Stated task. Check each line of the listing below for the string "租赁期间", and copy the ones that have it.

Input data.
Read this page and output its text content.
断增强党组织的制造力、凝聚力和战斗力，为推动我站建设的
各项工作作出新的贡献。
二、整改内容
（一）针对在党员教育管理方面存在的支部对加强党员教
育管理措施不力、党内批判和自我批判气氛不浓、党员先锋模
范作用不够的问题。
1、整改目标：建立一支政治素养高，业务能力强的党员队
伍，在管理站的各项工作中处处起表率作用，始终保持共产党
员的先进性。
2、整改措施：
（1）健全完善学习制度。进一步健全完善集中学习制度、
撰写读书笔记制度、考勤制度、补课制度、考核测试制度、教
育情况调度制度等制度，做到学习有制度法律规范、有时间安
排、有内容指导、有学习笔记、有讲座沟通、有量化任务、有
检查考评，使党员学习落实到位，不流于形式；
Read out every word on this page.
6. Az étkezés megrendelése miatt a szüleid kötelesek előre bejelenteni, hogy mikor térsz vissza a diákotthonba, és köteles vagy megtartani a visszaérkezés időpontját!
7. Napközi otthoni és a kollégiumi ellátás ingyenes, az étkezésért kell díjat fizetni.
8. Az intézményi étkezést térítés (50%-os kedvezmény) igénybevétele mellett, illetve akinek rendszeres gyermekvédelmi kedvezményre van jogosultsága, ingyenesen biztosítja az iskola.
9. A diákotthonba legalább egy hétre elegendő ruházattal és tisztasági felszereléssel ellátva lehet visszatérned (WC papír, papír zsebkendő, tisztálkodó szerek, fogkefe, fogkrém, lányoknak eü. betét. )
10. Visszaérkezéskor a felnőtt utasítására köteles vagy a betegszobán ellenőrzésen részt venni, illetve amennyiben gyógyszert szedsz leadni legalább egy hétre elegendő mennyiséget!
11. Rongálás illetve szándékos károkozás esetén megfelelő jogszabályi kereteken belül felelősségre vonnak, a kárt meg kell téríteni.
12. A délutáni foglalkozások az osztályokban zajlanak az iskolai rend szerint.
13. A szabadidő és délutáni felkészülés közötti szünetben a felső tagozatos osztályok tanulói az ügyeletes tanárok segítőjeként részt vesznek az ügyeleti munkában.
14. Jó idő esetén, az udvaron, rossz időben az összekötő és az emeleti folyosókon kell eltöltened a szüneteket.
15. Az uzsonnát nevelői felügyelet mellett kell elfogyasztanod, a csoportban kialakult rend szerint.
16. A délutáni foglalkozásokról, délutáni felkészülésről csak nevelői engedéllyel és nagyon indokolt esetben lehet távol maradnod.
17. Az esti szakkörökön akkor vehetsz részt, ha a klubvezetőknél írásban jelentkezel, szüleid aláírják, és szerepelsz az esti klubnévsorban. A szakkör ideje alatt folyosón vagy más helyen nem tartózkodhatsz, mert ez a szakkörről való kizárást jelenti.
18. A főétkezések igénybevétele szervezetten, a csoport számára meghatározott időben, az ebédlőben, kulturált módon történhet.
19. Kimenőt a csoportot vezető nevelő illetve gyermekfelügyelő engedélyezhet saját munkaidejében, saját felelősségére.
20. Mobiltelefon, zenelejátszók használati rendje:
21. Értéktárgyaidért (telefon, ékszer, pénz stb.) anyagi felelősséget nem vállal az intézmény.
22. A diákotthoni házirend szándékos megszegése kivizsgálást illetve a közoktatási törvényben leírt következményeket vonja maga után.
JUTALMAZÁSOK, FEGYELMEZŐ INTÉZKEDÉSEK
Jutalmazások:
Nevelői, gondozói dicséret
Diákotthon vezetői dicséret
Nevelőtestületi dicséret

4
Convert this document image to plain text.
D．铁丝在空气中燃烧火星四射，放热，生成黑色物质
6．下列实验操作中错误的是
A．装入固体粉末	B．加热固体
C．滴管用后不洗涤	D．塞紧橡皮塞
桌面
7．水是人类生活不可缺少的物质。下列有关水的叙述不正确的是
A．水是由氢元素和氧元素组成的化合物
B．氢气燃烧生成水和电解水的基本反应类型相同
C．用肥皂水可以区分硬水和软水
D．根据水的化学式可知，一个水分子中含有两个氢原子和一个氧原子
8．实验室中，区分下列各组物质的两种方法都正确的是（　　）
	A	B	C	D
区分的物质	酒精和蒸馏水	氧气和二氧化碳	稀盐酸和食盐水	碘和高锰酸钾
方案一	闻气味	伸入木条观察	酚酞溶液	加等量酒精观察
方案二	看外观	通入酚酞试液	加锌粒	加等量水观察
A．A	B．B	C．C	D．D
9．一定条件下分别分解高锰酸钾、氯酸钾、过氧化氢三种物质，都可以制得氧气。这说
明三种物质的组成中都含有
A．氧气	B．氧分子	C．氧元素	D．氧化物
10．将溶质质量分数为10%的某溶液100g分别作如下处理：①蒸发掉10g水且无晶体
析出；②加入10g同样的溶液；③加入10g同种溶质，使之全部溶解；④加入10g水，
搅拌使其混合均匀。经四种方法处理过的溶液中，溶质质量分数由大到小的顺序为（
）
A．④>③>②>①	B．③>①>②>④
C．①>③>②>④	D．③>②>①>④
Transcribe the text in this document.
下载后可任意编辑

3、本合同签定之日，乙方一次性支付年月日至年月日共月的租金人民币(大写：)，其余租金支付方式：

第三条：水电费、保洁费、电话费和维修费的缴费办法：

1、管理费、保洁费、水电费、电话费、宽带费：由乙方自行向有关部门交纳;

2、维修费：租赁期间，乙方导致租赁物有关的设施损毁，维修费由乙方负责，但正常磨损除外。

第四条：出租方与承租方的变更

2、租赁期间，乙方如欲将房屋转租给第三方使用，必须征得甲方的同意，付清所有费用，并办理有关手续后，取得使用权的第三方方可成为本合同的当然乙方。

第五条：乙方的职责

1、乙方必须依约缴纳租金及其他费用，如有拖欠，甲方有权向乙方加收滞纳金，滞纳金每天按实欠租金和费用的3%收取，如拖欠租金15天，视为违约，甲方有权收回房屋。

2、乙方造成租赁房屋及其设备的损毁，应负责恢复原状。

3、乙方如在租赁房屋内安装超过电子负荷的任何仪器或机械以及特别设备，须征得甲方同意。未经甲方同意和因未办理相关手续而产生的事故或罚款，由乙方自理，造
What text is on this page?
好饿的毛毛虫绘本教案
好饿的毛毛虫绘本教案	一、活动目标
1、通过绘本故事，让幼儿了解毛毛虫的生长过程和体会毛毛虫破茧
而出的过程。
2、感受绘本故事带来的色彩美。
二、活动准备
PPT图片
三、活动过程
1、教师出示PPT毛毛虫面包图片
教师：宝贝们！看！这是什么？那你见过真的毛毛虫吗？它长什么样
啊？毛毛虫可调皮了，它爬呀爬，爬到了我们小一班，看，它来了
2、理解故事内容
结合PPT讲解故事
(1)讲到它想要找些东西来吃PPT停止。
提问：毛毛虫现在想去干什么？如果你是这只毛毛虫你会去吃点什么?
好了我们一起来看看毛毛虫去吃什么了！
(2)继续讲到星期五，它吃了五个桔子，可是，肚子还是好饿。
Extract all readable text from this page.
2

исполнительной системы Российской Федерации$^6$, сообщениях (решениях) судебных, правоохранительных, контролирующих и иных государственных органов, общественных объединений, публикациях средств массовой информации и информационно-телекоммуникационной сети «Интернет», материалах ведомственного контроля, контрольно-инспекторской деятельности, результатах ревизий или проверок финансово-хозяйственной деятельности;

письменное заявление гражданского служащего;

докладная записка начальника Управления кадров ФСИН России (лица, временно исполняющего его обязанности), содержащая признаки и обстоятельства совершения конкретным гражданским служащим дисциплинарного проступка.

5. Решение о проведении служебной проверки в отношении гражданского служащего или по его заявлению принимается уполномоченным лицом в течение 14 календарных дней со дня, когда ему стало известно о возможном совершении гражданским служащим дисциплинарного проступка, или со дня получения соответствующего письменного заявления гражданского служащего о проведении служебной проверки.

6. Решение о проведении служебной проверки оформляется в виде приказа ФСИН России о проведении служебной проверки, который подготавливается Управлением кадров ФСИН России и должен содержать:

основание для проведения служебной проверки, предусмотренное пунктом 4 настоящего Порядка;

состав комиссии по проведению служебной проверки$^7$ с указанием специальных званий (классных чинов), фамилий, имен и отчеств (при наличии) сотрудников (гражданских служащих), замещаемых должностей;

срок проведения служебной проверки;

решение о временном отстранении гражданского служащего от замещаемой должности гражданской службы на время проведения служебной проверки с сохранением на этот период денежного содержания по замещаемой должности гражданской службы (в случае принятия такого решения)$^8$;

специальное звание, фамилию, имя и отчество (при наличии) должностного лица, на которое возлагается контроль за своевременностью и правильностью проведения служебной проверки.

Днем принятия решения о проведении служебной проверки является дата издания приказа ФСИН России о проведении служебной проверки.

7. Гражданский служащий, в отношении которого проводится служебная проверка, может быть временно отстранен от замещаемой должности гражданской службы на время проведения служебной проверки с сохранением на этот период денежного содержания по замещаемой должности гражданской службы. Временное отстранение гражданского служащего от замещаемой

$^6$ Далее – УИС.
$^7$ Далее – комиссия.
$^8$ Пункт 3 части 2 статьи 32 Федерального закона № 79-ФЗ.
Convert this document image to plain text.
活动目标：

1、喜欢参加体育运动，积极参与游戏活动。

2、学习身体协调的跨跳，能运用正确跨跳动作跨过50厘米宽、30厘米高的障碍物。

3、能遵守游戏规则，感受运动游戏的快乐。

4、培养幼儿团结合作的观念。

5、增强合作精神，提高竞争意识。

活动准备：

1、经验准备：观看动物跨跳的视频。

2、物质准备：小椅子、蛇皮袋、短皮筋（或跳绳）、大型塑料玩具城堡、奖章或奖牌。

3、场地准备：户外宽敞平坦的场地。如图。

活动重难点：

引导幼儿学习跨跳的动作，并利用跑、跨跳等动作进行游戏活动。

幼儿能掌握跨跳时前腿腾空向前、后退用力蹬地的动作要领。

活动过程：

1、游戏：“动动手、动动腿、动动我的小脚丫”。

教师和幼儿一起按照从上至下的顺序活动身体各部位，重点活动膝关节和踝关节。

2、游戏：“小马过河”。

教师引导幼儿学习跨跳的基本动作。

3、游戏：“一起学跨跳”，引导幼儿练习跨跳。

Output for this exercise.
2、维修费：租赁期间，乙方导致租赁物有关的设施损毁，维修费由乙方负责，但正常磨损除外。
2、租赁期间，乙方如欲将房屋转租给第三方使用，必须征得甲方的同意，付清所有费用，并办理有关手续后，取得使用权的第三方方可成为本合同的当然乙方。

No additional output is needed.